[Dataset entries]
----------
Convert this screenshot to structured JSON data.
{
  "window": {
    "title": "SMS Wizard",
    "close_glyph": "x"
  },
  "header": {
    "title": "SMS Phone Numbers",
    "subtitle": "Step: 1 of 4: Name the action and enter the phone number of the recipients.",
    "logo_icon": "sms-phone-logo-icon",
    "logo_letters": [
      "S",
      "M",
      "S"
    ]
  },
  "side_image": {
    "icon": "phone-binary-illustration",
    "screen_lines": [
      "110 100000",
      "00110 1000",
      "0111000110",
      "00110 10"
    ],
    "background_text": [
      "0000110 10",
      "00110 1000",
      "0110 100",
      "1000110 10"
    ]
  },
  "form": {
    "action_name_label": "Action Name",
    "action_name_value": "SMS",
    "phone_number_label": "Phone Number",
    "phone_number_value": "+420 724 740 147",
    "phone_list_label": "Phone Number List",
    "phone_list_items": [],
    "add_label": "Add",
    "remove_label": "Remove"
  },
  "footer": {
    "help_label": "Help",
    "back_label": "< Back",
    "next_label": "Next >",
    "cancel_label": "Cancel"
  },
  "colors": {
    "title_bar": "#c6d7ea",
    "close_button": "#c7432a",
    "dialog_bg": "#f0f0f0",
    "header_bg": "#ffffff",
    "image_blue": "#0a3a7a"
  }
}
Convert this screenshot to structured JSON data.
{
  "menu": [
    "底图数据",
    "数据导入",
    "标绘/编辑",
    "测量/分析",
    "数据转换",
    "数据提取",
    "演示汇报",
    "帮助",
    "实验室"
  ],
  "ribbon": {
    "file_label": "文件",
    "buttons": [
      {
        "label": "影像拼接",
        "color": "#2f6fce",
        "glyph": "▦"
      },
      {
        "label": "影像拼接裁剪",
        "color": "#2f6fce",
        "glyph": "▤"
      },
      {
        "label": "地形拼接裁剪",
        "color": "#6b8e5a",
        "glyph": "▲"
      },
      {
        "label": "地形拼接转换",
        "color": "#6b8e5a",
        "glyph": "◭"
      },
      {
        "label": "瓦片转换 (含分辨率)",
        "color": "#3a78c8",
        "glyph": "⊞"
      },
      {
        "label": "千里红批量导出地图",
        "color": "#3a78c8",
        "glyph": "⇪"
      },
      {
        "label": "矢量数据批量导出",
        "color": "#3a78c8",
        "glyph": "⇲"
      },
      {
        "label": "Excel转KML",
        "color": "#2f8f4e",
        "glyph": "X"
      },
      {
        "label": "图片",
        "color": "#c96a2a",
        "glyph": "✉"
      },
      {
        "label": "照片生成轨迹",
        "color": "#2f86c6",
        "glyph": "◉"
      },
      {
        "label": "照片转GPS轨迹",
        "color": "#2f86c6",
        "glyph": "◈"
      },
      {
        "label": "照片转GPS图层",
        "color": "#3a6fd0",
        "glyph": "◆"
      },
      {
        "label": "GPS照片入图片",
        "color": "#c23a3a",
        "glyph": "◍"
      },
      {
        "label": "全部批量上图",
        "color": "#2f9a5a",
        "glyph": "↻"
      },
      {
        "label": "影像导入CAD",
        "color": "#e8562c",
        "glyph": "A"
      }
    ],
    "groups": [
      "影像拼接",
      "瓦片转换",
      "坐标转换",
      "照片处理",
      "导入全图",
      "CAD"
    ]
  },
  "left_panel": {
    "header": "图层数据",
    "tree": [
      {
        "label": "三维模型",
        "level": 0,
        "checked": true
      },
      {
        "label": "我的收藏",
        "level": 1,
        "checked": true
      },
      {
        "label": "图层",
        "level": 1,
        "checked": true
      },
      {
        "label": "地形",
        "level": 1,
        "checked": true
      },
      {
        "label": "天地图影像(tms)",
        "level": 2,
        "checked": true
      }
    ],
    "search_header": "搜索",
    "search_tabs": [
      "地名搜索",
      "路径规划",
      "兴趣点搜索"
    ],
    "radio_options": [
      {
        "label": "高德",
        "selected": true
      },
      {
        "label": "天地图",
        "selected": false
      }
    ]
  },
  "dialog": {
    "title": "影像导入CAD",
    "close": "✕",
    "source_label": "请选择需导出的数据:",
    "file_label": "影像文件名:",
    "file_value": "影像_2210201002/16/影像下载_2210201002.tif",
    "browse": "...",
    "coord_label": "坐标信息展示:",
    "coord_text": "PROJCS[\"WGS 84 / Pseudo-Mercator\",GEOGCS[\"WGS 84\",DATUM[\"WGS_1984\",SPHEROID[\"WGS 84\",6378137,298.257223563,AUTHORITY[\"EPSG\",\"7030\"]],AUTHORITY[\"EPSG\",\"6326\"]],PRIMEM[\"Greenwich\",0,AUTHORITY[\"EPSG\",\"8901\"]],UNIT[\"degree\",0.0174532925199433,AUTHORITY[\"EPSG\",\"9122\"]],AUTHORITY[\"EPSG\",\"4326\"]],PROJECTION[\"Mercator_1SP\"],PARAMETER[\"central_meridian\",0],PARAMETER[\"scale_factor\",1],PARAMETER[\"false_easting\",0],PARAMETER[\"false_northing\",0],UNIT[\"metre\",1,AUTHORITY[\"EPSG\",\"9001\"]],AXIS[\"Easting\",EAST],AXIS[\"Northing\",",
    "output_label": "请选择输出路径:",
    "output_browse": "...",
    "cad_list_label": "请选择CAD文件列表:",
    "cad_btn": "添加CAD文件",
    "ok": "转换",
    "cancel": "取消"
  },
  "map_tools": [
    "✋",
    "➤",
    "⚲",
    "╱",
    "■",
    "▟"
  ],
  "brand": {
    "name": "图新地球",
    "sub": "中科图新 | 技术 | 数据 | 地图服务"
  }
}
----------
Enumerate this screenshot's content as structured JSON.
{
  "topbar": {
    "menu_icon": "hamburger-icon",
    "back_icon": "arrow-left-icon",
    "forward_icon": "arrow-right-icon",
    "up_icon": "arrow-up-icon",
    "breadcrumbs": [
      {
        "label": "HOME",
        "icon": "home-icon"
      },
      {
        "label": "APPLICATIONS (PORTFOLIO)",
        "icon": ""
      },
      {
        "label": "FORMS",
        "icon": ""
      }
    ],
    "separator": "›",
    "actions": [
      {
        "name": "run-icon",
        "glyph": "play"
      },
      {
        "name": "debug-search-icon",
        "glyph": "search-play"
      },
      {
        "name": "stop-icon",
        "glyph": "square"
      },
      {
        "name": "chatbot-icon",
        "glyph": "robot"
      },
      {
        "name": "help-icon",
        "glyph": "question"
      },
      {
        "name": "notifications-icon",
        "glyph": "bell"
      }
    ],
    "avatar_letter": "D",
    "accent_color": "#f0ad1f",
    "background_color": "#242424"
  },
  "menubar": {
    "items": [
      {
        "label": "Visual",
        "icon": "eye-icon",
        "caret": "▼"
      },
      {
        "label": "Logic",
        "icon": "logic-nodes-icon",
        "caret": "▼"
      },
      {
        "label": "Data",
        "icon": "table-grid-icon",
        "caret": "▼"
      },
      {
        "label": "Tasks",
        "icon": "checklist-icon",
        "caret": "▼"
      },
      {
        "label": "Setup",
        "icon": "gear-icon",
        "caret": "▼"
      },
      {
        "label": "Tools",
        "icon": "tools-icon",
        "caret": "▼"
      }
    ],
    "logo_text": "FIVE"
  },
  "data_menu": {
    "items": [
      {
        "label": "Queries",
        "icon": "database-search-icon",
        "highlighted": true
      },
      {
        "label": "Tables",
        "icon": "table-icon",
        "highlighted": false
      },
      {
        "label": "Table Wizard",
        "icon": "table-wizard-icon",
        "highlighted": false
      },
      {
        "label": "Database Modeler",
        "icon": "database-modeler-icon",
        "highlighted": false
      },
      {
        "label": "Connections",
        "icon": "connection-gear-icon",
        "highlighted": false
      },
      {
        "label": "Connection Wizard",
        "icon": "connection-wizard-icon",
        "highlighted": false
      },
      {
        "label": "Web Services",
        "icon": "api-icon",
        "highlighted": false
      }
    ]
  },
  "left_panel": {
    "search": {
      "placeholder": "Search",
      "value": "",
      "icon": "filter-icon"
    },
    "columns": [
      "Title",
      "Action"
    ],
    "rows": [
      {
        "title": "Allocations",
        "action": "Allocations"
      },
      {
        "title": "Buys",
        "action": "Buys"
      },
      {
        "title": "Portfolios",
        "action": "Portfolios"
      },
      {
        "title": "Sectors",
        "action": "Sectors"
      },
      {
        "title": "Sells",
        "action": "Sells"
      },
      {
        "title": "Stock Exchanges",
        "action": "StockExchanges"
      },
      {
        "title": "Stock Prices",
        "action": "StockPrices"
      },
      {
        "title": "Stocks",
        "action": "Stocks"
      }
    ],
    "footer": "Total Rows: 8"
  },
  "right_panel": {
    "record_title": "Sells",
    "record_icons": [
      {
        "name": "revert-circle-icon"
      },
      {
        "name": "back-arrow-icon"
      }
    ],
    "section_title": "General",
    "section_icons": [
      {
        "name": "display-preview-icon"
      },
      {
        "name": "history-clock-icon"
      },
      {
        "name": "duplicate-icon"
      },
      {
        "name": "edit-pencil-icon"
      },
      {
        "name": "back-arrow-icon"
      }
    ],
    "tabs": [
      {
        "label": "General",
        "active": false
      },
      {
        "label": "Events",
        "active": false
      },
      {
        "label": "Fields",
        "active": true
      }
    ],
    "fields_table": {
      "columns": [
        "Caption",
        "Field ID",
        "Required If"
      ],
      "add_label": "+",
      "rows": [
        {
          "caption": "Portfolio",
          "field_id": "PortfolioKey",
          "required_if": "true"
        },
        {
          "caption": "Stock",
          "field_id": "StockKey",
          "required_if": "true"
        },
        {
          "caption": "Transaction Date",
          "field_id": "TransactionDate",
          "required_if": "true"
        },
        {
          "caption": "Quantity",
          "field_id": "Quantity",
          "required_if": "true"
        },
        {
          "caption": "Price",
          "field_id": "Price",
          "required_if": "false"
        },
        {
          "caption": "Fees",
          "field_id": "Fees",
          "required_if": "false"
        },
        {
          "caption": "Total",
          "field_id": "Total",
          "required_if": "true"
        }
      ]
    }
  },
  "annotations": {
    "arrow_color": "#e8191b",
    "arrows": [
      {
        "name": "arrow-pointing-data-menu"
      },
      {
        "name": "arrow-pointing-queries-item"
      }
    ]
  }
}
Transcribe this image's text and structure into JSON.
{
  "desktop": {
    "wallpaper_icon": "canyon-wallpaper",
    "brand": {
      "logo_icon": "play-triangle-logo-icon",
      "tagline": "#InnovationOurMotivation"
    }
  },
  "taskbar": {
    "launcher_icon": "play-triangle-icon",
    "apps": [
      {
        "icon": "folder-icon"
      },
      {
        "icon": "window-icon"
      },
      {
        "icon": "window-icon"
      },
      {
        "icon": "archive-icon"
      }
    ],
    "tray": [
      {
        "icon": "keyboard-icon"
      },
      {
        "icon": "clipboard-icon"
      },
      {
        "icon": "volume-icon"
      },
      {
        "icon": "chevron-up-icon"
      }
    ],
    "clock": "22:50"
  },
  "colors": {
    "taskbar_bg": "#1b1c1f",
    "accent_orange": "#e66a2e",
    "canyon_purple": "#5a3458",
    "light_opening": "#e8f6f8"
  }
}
----------
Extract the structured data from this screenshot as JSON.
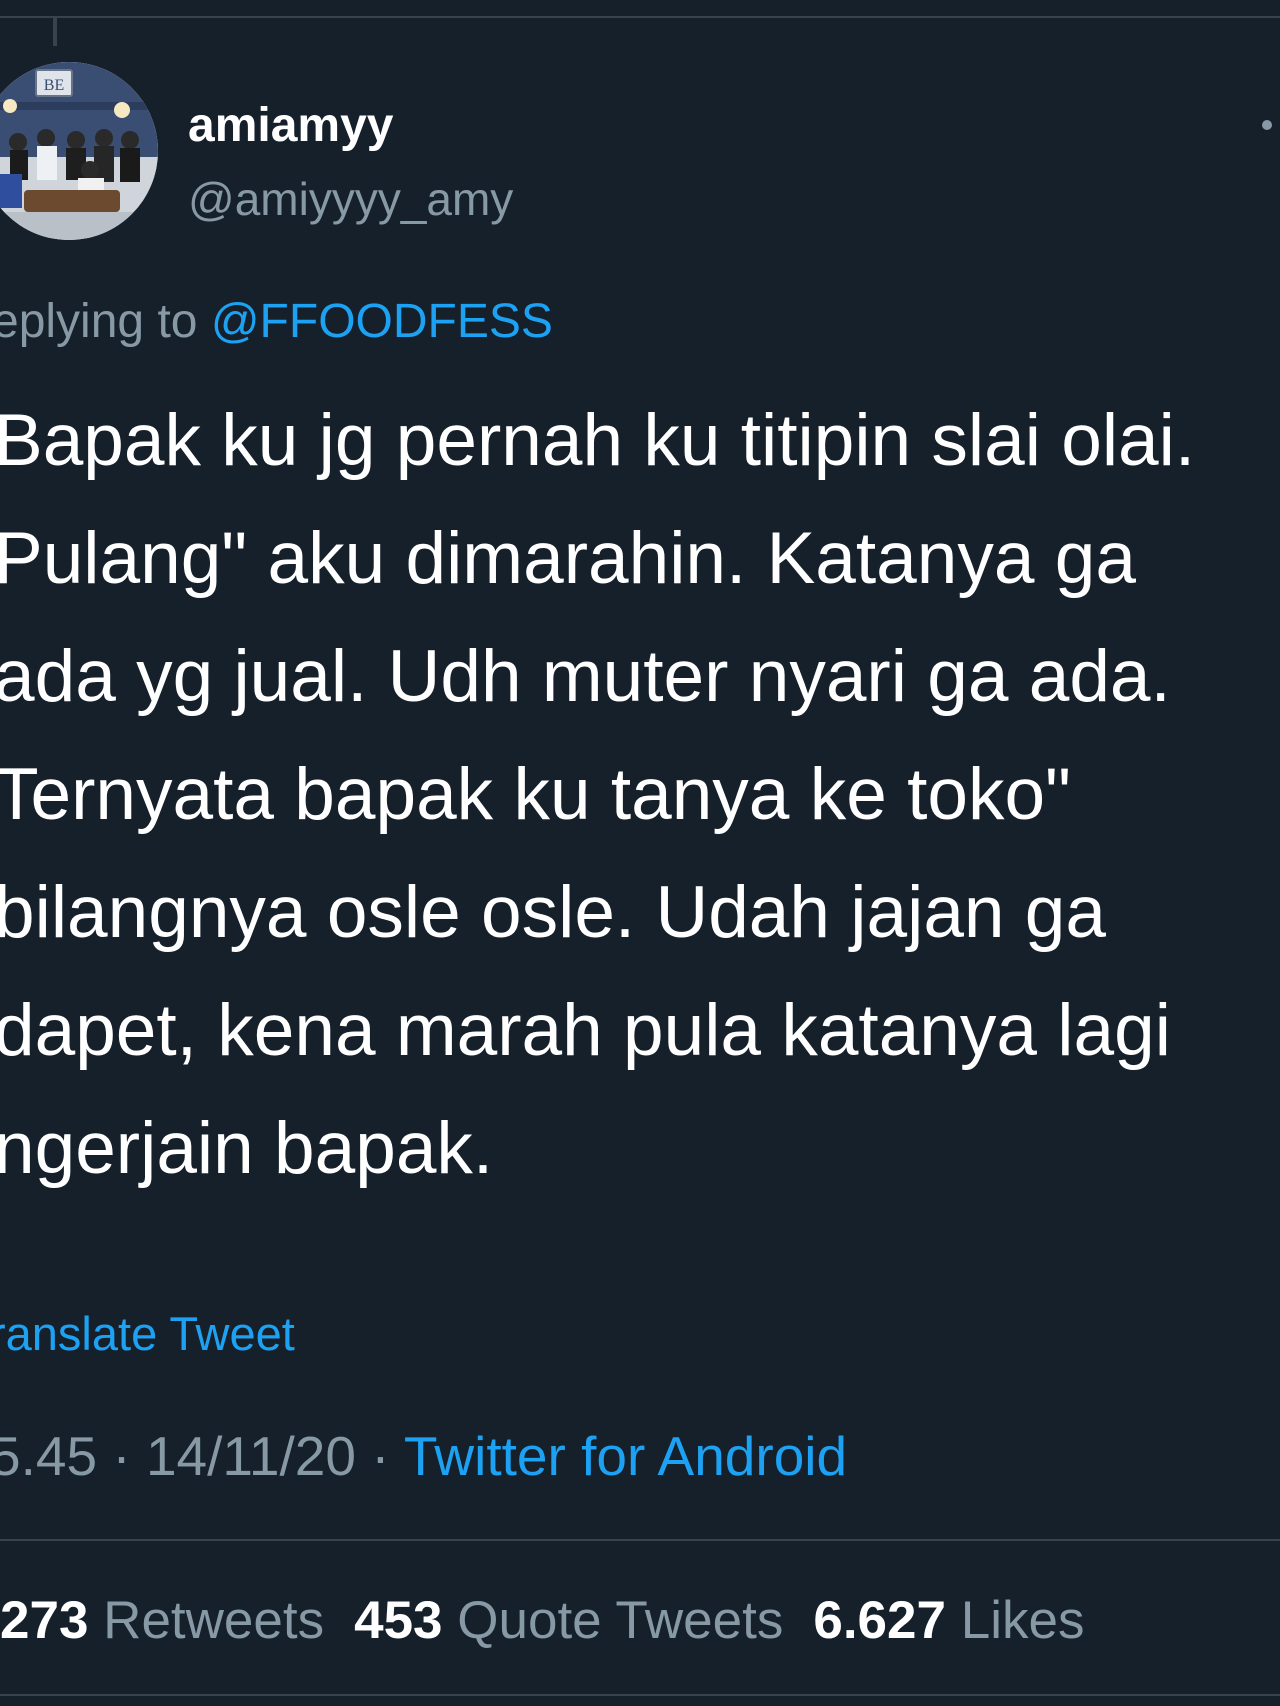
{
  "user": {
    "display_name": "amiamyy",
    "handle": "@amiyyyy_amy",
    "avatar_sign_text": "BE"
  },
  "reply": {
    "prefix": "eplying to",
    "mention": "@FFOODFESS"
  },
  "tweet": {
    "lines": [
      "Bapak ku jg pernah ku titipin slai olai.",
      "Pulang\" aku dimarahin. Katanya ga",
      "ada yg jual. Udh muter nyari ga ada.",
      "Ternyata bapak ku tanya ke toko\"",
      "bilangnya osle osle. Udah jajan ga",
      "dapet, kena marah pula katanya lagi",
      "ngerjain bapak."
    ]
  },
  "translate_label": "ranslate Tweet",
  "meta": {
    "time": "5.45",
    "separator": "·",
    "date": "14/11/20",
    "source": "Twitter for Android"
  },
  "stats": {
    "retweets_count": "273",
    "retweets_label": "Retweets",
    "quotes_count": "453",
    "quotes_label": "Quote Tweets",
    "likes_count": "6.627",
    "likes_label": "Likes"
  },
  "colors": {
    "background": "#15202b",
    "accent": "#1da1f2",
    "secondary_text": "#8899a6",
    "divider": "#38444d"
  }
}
----------
## Aim of the exercise:
Find the string "structured" in the listing and return every line that holds it.

## Task output:
Convert this screenshot to structured JSON data.
Convert this screenshot to structured JSON data.
Enumerate this screenshot's content as structured JSON.
Extract the structured data from this screenshot as JSON.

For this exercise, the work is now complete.